Problem -
Images are not part of the copy; transcribe all the data exactly.

..............................

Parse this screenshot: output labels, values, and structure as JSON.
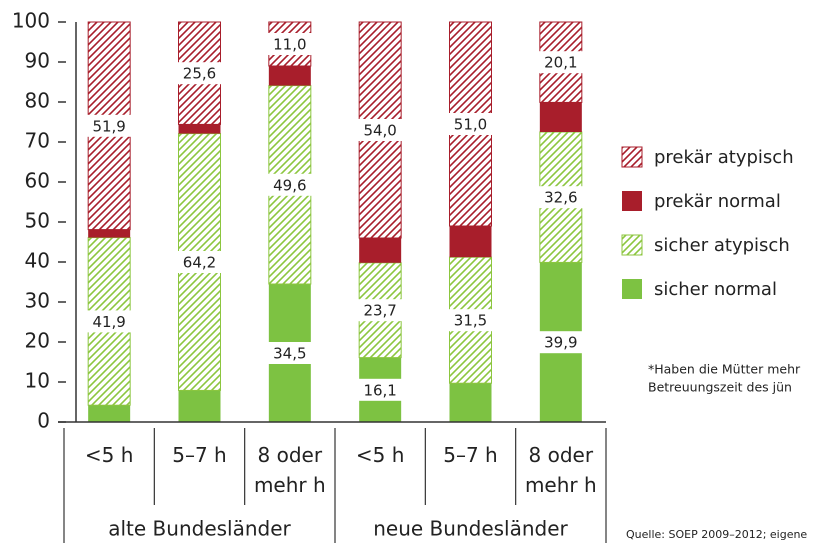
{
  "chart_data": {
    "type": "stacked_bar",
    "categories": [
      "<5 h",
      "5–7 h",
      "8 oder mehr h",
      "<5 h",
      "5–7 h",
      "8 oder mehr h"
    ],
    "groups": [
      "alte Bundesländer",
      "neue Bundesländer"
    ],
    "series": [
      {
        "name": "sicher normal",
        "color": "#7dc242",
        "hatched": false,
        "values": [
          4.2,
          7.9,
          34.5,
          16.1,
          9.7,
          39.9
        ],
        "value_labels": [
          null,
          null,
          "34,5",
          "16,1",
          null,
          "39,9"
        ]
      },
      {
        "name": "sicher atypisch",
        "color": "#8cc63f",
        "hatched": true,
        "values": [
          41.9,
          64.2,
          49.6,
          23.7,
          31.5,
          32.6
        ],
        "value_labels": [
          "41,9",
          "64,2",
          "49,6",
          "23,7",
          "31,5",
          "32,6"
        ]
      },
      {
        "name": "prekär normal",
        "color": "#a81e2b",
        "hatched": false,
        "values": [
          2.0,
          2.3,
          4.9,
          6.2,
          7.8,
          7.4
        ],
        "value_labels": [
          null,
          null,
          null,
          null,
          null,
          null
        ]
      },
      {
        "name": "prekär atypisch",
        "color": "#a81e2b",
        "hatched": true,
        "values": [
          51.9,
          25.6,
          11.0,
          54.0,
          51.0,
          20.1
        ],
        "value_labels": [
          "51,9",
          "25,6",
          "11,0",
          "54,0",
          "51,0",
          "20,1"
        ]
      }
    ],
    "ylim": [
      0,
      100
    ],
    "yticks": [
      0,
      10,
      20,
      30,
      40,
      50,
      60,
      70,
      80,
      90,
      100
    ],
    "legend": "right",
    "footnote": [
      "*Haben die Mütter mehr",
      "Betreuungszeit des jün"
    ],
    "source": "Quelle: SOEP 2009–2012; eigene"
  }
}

..............................

Exercise output -
Parse this screenshot: output labels, values, and structure as JSON.
{
  "chart_data": {
    "type": "stacked_bar",
    "categories": [
      "<5 h",
      "5–7 h",
      "8 oder mehr h",
      "<5 h",
      "5–7 h",
      "8 oder mehr h"
    ],
    "groups": [
      "alte Bundesländer",
      "neue Bundesländer"
    ],
    "series": [
      {
        "name": "sicher normal",
        "color": "#7dc242",
        "hatched": false,
        "values": [
          4.2,
          7.9,
          34.5,
          16.1,
          9.7,
          39.9
        ],
        "value_labels": [
          null,
          null,
          "34,5",
          "16,1",
          null,
          "39,9"
        ]
      },
      {
        "name": "sicher atypisch",
        "color": "#8cc63f",
        "hatched": true,
        "values": [
          41.9,
          64.2,
          49.6,
          23.7,
          31.5,
          32.6
        ],
        "value_labels": [
          "41,9",
          "64,2",
          "49,6",
          "23,7",
          "31,5",
          "32,6"
        ]
      },
      {
        "name": "prekär normal",
        "color": "#a81e2b",
        "hatched": false,
        "values": [
          2.0,
          2.3,
          4.9,
          6.2,
          7.8,
          7.4
        ],
        "value_labels": [
          null,
          null,
          null,
          null,
          null,
          null
        ]
      },
      {
        "name": "prekär atypisch",
        "color": "#a81e2b",
        "hatched": true,
        "values": [
          51.9,
          25.6,
          11.0,
          54.0,
          51.0,
          20.1
        ],
        "value_labels": [
          "51,9",
          "25,6",
          "11,0",
          "54,0",
          "51,0",
          "20,1"
        ]
      }
    ],
    "ylim": [
      0,
      100
    ],
    "yticks": [
      0,
      10,
      20,
      30,
      40,
      50,
      60,
      70,
      80,
      90,
      100
    ],
    "legend": "right",
    "footnote": [
      "*Haben die Mütter mehr",
      "Betreuungszeit des jün"
    ],
    "source": "Quelle: SOEP 2009–2012; eigene"
  }
}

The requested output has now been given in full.